(Dataset entries)
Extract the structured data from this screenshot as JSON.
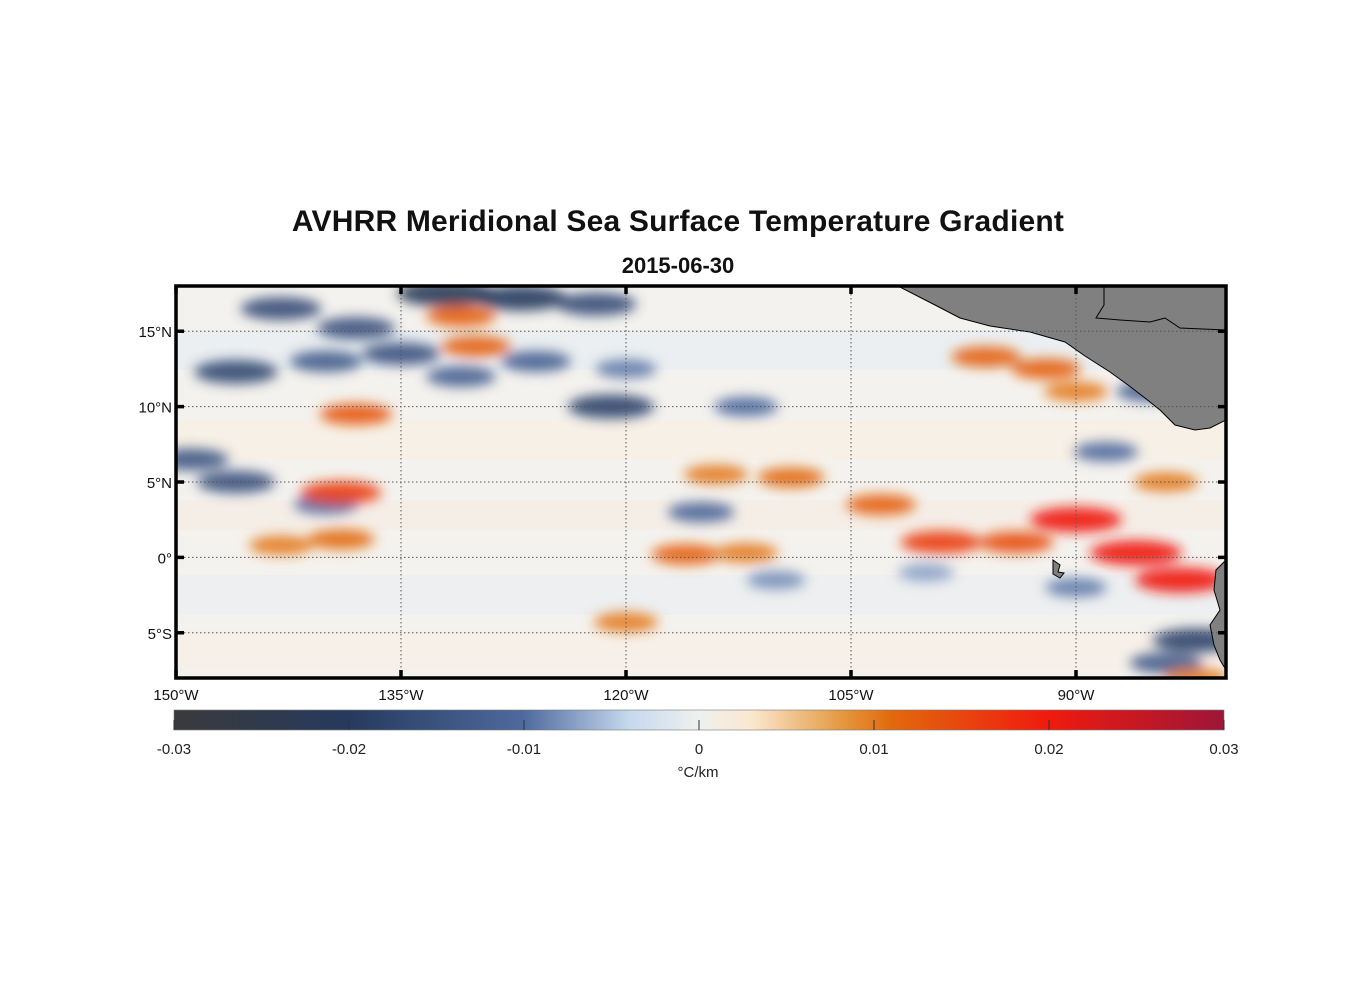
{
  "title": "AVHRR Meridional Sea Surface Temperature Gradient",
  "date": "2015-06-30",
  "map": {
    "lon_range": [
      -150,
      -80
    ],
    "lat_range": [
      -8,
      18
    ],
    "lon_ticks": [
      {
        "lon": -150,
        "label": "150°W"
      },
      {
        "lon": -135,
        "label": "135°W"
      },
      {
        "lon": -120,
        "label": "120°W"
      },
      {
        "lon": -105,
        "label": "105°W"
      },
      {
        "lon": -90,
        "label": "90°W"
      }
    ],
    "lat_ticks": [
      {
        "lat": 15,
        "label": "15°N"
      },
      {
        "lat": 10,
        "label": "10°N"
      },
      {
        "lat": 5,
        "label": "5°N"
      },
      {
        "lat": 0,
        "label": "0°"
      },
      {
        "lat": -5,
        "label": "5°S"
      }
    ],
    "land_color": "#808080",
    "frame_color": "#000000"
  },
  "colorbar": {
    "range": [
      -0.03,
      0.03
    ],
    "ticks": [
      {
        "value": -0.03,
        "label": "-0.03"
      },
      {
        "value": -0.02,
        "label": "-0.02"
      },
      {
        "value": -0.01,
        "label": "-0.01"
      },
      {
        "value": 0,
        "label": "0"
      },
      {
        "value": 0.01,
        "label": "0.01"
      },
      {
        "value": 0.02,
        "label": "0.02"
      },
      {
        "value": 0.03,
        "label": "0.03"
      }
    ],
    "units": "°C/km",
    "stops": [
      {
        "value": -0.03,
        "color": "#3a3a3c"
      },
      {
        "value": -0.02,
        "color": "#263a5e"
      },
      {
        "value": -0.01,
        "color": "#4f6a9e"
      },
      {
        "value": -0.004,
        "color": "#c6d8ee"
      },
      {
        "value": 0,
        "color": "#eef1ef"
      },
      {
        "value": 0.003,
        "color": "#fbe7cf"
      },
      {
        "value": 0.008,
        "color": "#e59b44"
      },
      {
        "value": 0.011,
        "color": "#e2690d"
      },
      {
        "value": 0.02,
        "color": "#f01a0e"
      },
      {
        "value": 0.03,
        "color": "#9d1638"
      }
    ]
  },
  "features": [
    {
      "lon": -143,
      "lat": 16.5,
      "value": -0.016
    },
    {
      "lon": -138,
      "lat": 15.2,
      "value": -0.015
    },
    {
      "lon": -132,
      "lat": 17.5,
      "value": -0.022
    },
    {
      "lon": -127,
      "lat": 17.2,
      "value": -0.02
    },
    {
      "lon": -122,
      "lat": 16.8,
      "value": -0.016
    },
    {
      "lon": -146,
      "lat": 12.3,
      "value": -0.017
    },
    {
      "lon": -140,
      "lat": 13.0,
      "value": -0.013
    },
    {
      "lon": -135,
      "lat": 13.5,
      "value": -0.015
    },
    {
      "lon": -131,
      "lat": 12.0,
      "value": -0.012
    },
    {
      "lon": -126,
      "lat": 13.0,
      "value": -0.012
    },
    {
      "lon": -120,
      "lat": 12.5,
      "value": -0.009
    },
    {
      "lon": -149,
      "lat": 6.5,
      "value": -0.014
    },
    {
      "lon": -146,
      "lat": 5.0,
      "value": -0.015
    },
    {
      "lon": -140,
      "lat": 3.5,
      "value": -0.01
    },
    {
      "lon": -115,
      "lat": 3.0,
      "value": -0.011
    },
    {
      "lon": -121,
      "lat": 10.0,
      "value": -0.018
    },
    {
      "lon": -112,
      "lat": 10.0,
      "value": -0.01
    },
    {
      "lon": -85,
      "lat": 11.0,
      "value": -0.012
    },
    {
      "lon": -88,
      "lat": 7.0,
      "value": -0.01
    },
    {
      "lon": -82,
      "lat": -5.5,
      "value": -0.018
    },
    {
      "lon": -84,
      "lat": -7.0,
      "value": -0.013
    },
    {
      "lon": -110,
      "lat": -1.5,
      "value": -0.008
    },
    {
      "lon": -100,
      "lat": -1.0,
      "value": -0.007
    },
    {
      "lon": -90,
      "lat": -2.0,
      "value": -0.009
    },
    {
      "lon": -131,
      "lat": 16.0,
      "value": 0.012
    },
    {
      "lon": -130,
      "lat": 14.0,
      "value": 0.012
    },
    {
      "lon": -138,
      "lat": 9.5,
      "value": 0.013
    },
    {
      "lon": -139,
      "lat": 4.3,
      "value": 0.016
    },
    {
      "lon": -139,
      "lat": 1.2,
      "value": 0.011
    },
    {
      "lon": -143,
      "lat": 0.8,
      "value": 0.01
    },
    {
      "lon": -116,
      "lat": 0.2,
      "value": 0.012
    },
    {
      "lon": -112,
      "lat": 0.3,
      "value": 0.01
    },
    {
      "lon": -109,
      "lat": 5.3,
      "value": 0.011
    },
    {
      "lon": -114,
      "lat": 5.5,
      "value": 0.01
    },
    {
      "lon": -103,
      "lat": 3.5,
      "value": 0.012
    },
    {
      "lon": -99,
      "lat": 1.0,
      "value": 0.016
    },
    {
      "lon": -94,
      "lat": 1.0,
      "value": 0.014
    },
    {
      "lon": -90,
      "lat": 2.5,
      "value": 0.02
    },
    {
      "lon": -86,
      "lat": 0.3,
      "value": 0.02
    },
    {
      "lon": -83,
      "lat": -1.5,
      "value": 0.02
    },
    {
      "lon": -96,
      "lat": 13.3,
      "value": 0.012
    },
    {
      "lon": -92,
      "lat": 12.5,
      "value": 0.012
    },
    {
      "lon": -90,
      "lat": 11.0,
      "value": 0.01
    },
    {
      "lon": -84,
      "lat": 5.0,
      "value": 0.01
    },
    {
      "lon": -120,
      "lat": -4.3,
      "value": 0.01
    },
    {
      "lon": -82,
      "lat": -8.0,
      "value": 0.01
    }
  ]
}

→ **Problem to work on**
Restate the data above word for word. Skip every picture.

→ **Answer**
Extract the structured data from this screenshot as JSON.
{
  "title": "AVHRR Meridional Sea Surface Temperature Gradient",
  "date": "2015-06-30",
  "map": {
    "lon_range": [
      -150,
      -80
    ],
    "lat_range": [
      -8,
      18
    ],
    "lon_ticks": [
      {
        "lon": -150,
        "label": "150°W"
      },
      {
        "lon": -135,
        "label": "135°W"
      },
      {
        "lon": -120,
        "label": "120°W"
      },
      {
        "lon": -105,
        "label": "105°W"
      },
      {
        "lon": -90,
        "label": "90°W"
      }
    ],
    "lat_ticks": [
      {
        "lat": 15,
        "label": "15°N"
      },
      {
        "lat": 10,
        "label": "10°N"
      },
      {
        "lat": 5,
        "label": "5°N"
      },
      {
        "lat": 0,
        "label": "0°"
      },
      {
        "lat": -5,
        "label": "5°S"
      }
    ],
    "land_color": "#808080",
    "frame_color": "#000000"
  },
  "colorbar": {
    "range": [
      -0.03,
      0.03
    ],
    "ticks": [
      {
        "value": -0.03,
        "label": "-0.03"
      },
      {
        "value": -0.02,
        "label": "-0.02"
      },
      {
        "value": -0.01,
        "label": "-0.01"
      },
      {
        "value": 0,
        "label": "0"
      },
      {
        "value": 0.01,
        "label": "0.01"
      },
      {
        "value": 0.02,
        "label": "0.02"
      },
      {
        "value": 0.03,
        "label": "0.03"
      }
    ],
    "units": "°C/km",
    "stops": [
      {
        "value": -0.03,
        "color": "#3a3a3c"
      },
      {
        "value": -0.02,
        "color": "#263a5e"
      },
      {
        "value": -0.01,
        "color": "#4f6a9e"
      },
      {
        "value": -0.004,
        "color": "#c6d8ee"
      },
      {
        "value": 0,
        "color": "#eef1ef"
      },
      {
        "value": 0.003,
        "color": "#fbe7cf"
      },
      {
        "value": 0.008,
        "color": "#e59b44"
      },
      {
        "value": 0.011,
        "color": "#e2690d"
      },
      {
        "value": 0.02,
        "color": "#f01a0e"
      },
      {
        "value": 0.03,
        "color": "#9d1638"
      }
    ]
  },
  "features": [
    {
      "lon": -143,
      "lat": 16.5,
      "value": -0.016
    },
    {
      "lon": -138,
      "lat": 15.2,
      "value": -0.015
    },
    {
      "lon": -132,
      "lat": 17.5,
      "value": -0.022
    },
    {
      "lon": -127,
      "lat": 17.2,
      "value": -0.02
    },
    {
      "lon": -122,
      "lat": 16.8,
      "value": -0.016
    },
    {
      "lon": -146,
      "lat": 12.3,
      "value": -0.017
    },
    {
      "lon": -140,
      "lat": 13.0,
      "value": -0.013
    },
    {
      "lon": -135,
      "lat": 13.5,
      "value": -0.015
    },
    {
      "lon": -131,
      "lat": 12.0,
      "value": -0.012
    },
    {
      "lon": -126,
      "lat": 13.0,
      "value": -0.012
    },
    {
      "lon": -120,
      "lat": 12.5,
      "value": -0.009
    },
    {
      "lon": -149,
      "lat": 6.5,
      "value": -0.014
    },
    {
      "lon": -146,
      "lat": 5.0,
      "value": -0.015
    },
    {
      "lon": -140,
      "lat": 3.5,
      "value": -0.01
    },
    {
      "lon": -115,
      "lat": 3.0,
      "value": -0.011
    },
    {
      "lon": -121,
      "lat": 10.0,
      "value": -0.018
    },
    {
      "lon": -112,
      "lat": 10.0,
      "value": -0.01
    },
    {
      "lon": -85,
      "lat": 11.0,
      "value": -0.012
    },
    {
      "lon": -88,
      "lat": 7.0,
      "value": -0.01
    },
    {
      "lon": -82,
      "lat": -5.5,
      "value": -0.018
    },
    {
      "lon": -84,
      "lat": -7.0,
      "value": -0.013
    },
    {
      "lon": -110,
      "lat": -1.5,
      "value": -0.008
    },
    {
      "lon": -100,
      "lat": -1.0,
      "value": -0.007
    },
    {
      "lon": -90,
      "lat": -2.0,
      "value": -0.009
    },
    {
      "lon": -131,
      "lat": 16.0,
      "value": 0.012
    },
    {
      "lon": -130,
      "lat": 14.0,
      "value": 0.012
    },
    {
      "lon": -138,
      "lat": 9.5,
      "value": 0.013
    },
    {
      "lon": -139,
      "lat": 4.3,
      "value": 0.016
    },
    {
      "lon": -139,
      "lat": 1.2,
      "value": 0.011
    },
    {
      "lon": -143,
      "lat": 0.8,
      "value": 0.01
    },
    {
      "lon": -116,
      "lat": 0.2,
      "value": 0.012
    },
    {
      "lon": -112,
      "lat": 0.3,
      "value": 0.01
    },
    {
      "lon": -109,
      "lat": 5.3,
      "value": 0.011
    },
    {
      "lon": -114,
      "lat": 5.5,
      "value": 0.01
    },
    {
      "lon": -103,
      "lat": 3.5,
      "value": 0.012
    },
    {
      "lon": -99,
      "lat": 1.0,
      "value": 0.016
    },
    {
      "lon": -94,
      "lat": 1.0,
      "value": 0.014
    },
    {
      "lon": -90,
      "lat": 2.5,
      "value": 0.02
    },
    {
      "lon": -86,
      "lat": 0.3,
      "value": 0.02
    },
    {
      "lon": -83,
      "lat": -1.5,
      "value": 0.02
    },
    {
      "lon": -96,
      "lat": 13.3,
      "value": 0.012
    },
    {
      "lon": -92,
      "lat": 12.5,
      "value": 0.012
    },
    {
      "lon": -90,
      "lat": 11.0,
      "value": 0.01
    },
    {
      "lon": -84,
      "lat": 5.0,
      "value": 0.01
    },
    {
      "lon": -120,
      "lat": -4.3,
      "value": 0.01
    },
    {
      "lon": -82,
      "lat": -8.0,
      "value": 0.01
    }
  ]
}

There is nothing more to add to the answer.